(EXERCISE DESCRIPTION):
Write out the data again in full, exactly as it reads.

(SUPPLIED ENTRIES):
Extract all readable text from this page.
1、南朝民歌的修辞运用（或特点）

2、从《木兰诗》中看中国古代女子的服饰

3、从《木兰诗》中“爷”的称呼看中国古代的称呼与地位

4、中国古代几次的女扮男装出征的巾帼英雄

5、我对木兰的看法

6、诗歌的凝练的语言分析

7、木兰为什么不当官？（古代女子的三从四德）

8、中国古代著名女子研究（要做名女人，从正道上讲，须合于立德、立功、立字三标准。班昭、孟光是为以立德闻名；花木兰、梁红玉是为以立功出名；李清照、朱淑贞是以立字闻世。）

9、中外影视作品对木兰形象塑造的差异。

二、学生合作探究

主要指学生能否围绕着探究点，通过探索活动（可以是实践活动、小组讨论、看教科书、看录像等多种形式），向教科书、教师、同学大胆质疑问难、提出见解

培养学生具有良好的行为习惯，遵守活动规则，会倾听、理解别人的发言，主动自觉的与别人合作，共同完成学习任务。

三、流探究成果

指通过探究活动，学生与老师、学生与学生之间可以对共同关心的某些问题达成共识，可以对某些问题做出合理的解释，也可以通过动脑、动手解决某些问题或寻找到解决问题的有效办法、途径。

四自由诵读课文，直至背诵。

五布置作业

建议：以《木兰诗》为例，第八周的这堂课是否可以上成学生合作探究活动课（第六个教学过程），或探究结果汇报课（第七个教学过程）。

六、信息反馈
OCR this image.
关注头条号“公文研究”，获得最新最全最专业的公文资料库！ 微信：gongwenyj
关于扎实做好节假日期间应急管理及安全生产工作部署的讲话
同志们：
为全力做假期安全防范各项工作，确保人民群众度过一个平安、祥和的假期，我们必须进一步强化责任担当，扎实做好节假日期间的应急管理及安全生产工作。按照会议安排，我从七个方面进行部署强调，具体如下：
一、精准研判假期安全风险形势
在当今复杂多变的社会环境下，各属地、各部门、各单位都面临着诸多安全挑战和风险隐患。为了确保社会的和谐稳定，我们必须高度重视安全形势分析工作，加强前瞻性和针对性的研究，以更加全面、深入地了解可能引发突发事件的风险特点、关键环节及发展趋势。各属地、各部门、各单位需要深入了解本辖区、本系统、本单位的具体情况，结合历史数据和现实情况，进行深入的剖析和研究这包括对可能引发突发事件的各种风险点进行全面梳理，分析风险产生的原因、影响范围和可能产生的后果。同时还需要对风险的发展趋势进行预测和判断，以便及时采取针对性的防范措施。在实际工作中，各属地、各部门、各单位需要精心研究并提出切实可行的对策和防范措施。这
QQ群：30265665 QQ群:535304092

(WRITTEN SOLUTION):
Extract all readable text from this page.
1、南朝民歌的修辞运用（或特点）

2、从《木兰诗》中看中国古代女子的服饰

3、从《木兰诗》中“爷”的称呼看中国古代的称呼与地位

4、中国古代几次的女扮男装出征的巾帼英雄

5、我对木兰的看法

6、诗歌的凝练的语言分析

7、木兰为什么不当官？（古代女子的三从四德）

8、中国古代著名女子研究（要做名女人，从正道上讲，须合于立德、立功、立字三标准。班昭、孟光是为以立德闻名；花木兰、梁红玉是为以立功出名；李清照、朱淑贞是以立字闻世。）

9、中外影视作品对木兰形象塑造的差异。

二、学生合作探究

主要指学生能否围绕着探究点，通过探索活动（可以是实践活动、小组讨论、看教科书、看录像等多种形式），向教科书、教师、同学大胆质疑问难、提出见解

培养学生具有良好的行为习惯，遵守活动规则，会倾听、理解别人的发言，主动自觉的与别人合作，共同完成学习任务。

三、流探究成果

指通过探究活动，学生与老师、学生与学生之间可以对共同关心的某些问题达成共识，可以对某些问题做出合理的解释，也可以通过动脑、动手解决某些问题或寻找到解决问题的有效办法、途径。

四自由诵读课文，直至背诵。

五布置作业

建议：以《木兰诗》为例，第八周的这堂课是否可以上成学生合作探究活动课（第六个教学过程），或探究结果汇报课（第七个教学过程）。

六、信息反馈
OCR this image.
关注头条号“公文研究”，获得最新最全最专业的公文资料库！ 微信：gongwenyj
关于扎实做好节假日期间应急管理及安全生产工作部署的讲话
同志们：
为全力做假期安全防范各项工作，确保人民群众度过一个平安、祥和的假期，我们必须进一步强化责任担当，扎实做好节假日期间的应急管理及安全生产工作。按照会议安排，我从七个方面进行部署强调，具体如下：
一、精准研判假期安全风险形势
在当今复杂多变的社会环境下，各属地、各部门、各单位都面临着诸多安全挑战和风险隐患。为了确保社会的和谐稳定，我们必须高度重视安全形势分析工作，加强前瞻性和针对性的研究，以更加全面、深入地了解可能引发突发事件的风险特点、关键环节及发展趋势。各属地、各部门、各单位需要深入了解本辖区、本系统、本单位的具体情况，结合历史数据和现实情况，进行深入的剖析和研究这包括对可能引发突发事件的各种风险点进行全面梳理，分析风险产生的原因、影响范围和可能产生的后果。同时还需要对风险的发展趋势进行预测和判断，以便及时采取针对性的防范措施。在实际工作中，各属地、各部门、各单位需要精心研究并提出切实可行的对策和防范措施。这
QQ群：30265665 QQ群:535304092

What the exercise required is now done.